Set exercise
Examine each line of the data. Copy those that contain the string "tersedia".
————————
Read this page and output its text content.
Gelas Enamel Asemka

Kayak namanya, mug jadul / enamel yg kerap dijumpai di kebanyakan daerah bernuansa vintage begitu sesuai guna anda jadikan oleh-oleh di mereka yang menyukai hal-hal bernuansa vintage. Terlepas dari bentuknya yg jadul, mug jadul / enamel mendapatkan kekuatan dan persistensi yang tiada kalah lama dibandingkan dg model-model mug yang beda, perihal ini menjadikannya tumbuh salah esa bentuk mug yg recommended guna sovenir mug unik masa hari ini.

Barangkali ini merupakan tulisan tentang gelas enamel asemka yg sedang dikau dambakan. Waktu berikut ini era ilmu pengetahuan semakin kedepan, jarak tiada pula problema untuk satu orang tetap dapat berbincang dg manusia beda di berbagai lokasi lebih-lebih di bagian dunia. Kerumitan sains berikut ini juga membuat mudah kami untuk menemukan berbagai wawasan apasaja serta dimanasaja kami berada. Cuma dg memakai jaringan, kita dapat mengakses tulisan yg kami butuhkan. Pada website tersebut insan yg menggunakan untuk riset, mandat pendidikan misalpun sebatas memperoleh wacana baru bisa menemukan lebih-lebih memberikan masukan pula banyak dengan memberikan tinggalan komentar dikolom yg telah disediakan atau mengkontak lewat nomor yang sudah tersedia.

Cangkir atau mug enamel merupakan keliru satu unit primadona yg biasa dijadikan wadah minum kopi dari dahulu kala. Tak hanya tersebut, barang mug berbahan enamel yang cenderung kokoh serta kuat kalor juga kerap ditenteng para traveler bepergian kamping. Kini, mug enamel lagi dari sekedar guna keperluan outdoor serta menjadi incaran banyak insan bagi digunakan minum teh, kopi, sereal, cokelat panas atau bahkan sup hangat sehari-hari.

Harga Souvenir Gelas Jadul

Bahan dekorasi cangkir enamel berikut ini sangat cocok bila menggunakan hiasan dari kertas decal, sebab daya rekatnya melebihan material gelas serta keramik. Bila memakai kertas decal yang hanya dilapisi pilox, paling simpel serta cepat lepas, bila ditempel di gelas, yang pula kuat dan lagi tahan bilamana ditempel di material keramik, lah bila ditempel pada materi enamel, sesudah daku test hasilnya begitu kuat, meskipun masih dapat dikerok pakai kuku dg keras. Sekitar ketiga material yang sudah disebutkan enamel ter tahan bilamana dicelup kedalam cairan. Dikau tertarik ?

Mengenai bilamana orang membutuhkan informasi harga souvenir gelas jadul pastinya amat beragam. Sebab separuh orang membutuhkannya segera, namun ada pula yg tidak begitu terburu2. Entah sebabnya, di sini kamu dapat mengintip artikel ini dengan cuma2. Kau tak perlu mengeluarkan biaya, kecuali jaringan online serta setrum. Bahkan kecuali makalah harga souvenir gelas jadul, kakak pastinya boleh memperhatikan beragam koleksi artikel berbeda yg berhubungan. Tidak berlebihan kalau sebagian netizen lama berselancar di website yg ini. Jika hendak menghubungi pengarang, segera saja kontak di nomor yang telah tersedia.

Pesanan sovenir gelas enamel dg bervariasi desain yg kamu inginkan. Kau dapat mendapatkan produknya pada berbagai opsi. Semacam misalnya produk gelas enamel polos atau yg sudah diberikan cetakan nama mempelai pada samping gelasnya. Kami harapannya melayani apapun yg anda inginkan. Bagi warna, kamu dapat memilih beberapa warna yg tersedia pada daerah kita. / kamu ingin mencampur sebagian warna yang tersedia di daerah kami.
————————
Task solution
Barangkali ini merupakan tulisan tentang gelas enamel asemka yg sedang dikau dambakan. Waktu berikut ini era ilmu pengetahuan semakin kedepan, jarak tiada pula problema untuk satu orang tetap dapat berbincang dg manusia beda di berbagai lokasi lebih-lebih di bagian dunia. Kerumitan sains berikut ini juga membuat mudah kami untuk menemukan berbagai wawasan apasaja serta dimanasaja kami berada. Cuma dg memakai jaringan, kita dapat mengakses tulisan yg kami butuhkan. Pada website tersebut insan yg menggunakan untuk riset, mandat pendidikan misalpun sebatas memperoleh wacana baru bisa menemukan lebih-lebih memberikan masukan pula banyak dengan memberikan tinggalan komentar dikolom yg telah disediakan atau mengkontak lewat nomor yang sudah tersedia.
Mengenai bilamana orang membutuhkan informasi harga souvenir gelas jadul pastinya amat beragam. Sebab separuh orang membutuhkannya segera, namun ada pula yg tidak begitu terburu2. Entah sebabnya, di sini kamu dapat mengintip artikel ini dengan cuma2. Kau tak perlu mengeluarkan biaya, kecuali jaringan online serta setrum. Bahkan kecuali makalah harga souvenir gelas jadul, kakak pastinya boleh memperhatikan beragam koleksi artikel berbeda yg berhubungan. Tidak berlebihan kalau sebagian netizen lama berselancar di website yg ini. Jika hendak menghubungi pengarang, segera saja kontak di nomor yang telah tersedia.
Pesanan sovenir gelas enamel dg bervariasi desain yg kamu inginkan. Kau dapat mendapatkan produknya pada berbagai opsi. Semacam misalnya produk gelas enamel polos atau yg sudah diberikan cetakan nama mempelai pada samping gelasnya. Kami harapannya melayani apapun yg anda inginkan. Bagi warna, kamu dapat memilih beberapa warna yg tersedia pada daerah kita. / kamu ingin mencampur sebagian warna yang tersedia di daerah kami.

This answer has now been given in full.